> [Problem requirements]:
Reproduce every line of the records below with no changes at all.

(Element and coordinate records)
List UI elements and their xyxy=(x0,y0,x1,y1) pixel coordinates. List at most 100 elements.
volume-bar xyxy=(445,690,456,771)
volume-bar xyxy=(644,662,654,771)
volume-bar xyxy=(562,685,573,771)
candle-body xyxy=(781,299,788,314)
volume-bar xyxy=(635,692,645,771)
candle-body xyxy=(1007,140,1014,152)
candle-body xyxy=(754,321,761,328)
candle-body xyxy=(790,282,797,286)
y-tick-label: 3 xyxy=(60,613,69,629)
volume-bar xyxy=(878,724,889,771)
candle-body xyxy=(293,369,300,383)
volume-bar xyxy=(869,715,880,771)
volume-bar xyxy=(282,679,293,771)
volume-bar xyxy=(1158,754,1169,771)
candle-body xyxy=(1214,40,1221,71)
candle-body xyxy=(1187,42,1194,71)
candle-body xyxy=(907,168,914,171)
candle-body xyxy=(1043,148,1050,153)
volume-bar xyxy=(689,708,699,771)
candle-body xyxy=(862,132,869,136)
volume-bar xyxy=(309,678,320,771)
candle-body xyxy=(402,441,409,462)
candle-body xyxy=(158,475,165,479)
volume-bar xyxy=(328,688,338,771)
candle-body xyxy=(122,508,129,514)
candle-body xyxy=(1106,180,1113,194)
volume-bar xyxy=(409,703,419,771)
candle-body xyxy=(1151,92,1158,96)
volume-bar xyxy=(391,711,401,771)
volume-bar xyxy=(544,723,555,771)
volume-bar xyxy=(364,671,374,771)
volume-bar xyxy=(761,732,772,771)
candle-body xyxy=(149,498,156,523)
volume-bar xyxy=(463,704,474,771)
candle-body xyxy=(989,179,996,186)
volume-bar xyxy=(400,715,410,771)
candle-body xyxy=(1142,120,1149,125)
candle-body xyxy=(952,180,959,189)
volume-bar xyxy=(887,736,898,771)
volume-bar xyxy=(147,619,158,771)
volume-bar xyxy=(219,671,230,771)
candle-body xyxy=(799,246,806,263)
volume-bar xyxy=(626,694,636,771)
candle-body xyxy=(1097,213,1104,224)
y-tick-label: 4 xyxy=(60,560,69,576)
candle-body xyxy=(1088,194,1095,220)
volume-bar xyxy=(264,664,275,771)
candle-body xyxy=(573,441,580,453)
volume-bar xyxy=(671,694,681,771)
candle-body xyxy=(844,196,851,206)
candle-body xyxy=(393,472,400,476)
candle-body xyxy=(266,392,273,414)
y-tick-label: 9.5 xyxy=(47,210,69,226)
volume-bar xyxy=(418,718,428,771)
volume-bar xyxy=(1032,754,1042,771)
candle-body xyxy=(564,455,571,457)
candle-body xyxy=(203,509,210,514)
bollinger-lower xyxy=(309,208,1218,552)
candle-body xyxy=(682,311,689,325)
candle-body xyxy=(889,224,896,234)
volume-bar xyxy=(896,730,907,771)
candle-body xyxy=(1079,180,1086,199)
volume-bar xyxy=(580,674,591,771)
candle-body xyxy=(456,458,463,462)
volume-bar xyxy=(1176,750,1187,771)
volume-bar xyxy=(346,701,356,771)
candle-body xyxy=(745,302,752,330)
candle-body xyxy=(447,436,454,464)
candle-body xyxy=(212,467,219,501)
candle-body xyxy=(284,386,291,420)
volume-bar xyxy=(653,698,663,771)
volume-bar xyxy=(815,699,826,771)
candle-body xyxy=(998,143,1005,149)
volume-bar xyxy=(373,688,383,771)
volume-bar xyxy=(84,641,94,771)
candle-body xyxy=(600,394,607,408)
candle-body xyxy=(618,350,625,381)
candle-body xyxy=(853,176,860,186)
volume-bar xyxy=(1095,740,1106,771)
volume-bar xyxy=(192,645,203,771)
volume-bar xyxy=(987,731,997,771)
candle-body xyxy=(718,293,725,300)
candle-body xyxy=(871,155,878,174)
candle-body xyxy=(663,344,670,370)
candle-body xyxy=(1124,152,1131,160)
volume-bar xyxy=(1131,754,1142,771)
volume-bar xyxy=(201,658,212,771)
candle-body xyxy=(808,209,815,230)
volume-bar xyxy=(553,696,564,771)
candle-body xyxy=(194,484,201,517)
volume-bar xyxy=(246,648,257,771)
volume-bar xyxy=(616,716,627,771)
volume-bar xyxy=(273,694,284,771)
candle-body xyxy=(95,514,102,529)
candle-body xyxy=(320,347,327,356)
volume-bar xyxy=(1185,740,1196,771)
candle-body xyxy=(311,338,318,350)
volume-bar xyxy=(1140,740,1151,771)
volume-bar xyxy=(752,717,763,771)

> [Exercise output]:
List UI elements and their xyxy=(x0,y0,x1,y1) pixel coordinates. List at most 100 elements.
volume-bar xyxy=(445,690,456,771)
volume-bar xyxy=(644,662,654,771)
volume-bar xyxy=(562,685,573,771)
candle-body xyxy=(781,299,788,314)
volume-bar xyxy=(635,692,645,771)
candle-body xyxy=(1007,140,1014,152)
candle-body xyxy=(754,321,761,328)
candle-body xyxy=(790,282,797,286)
y-tick-label: 3 xyxy=(60,613,69,629)
volume-bar xyxy=(878,724,889,771)
candle-body xyxy=(293,369,300,383)
volume-bar xyxy=(869,715,880,771)
volume-bar xyxy=(282,679,293,771)
volume-bar xyxy=(1158,754,1169,771)
candle-body xyxy=(1214,40,1221,71)
candle-body xyxy=(1187,42,1194,71)
candle-body xyxy=(907,168,914,171)
candle-body xyxy=(1043,148,1050,153)
volume-bar xyxy=(689,708,699,771)
candle-body xyxy=(862,132,869,136)
volume-bar xyxy=(309,678,320,771)
candle-body xyxy=(402,441,409,462)
candle-body xyxy=(158,475,165,479)
volume-bar xyxy=(328,688,338,771)
candle-body xyxy=(122,508,129,514)
candle-body xyxy=(1106,180,1113,194)
volume-bar xyxy=(409,703,419,771)
candle-body xyxy=(1151,92,1158,96)
volume-bar xyxy=(391,711,401,771)
volume-bar xyxy=(544,723,555,771)
volume-bar xyxy=(364,671,374,771)
volume-bar xyxy=(761,732,772,771)
candle-body xyxy=(149,498,156,523)
volume-bar xyxy=(463,704,474,771)
candle-body xyxy=(989,179,996,186)
volume-bar xyxy=(400,715,410,771)
candle-body xyxy=(1142,120,1149,125)
candle-body xyxy=(952,180,959,189)
volume-bar xyxy=(887,736,898,771)
volume-bar xyxy=(147,619,158,771)
volume-bar xyxy=(219,671,230,771)
candle-body xyxy=(799,246,806,263)
volume-bar xyxy=(626,694,636,771)
candle-body xyxy=(1097,213,1104,224)
y-tick-label: 4 xyxy=(60,560,69,576)
candle-body xyxy=(1088,194,1095,220)
volume-bar xyxy=(264,664,275,771)
candle-body xyxy=(573,441,580,453)
volume-bar xyxy=(671,694,681,771)
candle-body xyxy=(844,196,851,206)
candle-body xyxy=(393,472,400,476)
candle-body xyxy=(266,392,273,414)
y-tick-label: 9.5 xyxy=(47,210,69,226)
volume-bar xyxy=(418,718,428,771)
volume-bar xyxy=(1032,754,1042,771)
candle-body xyxy=(564,455,571,457)
candle-body xyxy=(203,509,210,514)
bollinger-lower xyxy=(309,208,1218,552)
candle-body xyxy=(682,311,689,325)
candle-body xyxy=(889,224,896,234)
volume-bar xyxy=(896,730,907,771)
candle-body xyxy=(1079,180,1086,199)
volume-bar xyxy=(580,674,591,771)
candle-body xyxy=(456,458,463,462)
volume-bar xyxy=(1176,750,1187,771)
volume-bar xyxy=(346,701,356,771)
candle-body xyxy=(745,302,752,330)
candle-body xyxy=(447,436,454,464)
candle-body xyxy=(212,467,219,501)
candle-body xyxy=(284,386,291,420)
volume-bar xyxy=(653,698,663,771)
volume-bar xyxy=(815,699,826,771)
candle-body xyxy=(998,143,1005,149)
volume-bar xyxy=(373,688,383,771)
volume-bar xyxy=(84,641,94,771)
candle-body xyxy=(600,394,607,408)
candle-body xyxy=(618,350,625,381)
candle-body xyxy=(853,176,860,186)
volume-bar xyxy=(1095,740,1106,771)
volume-bar xyxy=(192,645,203,771)
volume-bar xyxy=(987,731,997,771)
candle-body xyxy=(718,293,725,300)
candle-body xyxy=(871,155,878,174)
candle-body xyxy=(663,344,670,370)
candle-body xyxy=(1124,152,1131,160)
volume-bar xyxy=(1131,754,1142,771)
volume-bar xyxy=(201,658,212,771)
candle-body xyxy=(808,209,815,230)
volume-bar xyxy=(553,696,564,771)
candle-body xyxy=(194,484,201,517)
volume-bar xyxy=(246,648,257,771)
volume-bar xyxy=(616,716,627,771)
volume-bar xyxy=(273,694,284,771)
candle-body xyxy=(95,514,102,529)
candle-body xyxy=(320,347,327,356)
volume-bar xyxy=(1185,740,1196,771)
candle-body xyxy=(311,338,318,350)
volume-bar xyxy=(1140,740,1151,771)
volume-bar xyxy=(752,717,763,771)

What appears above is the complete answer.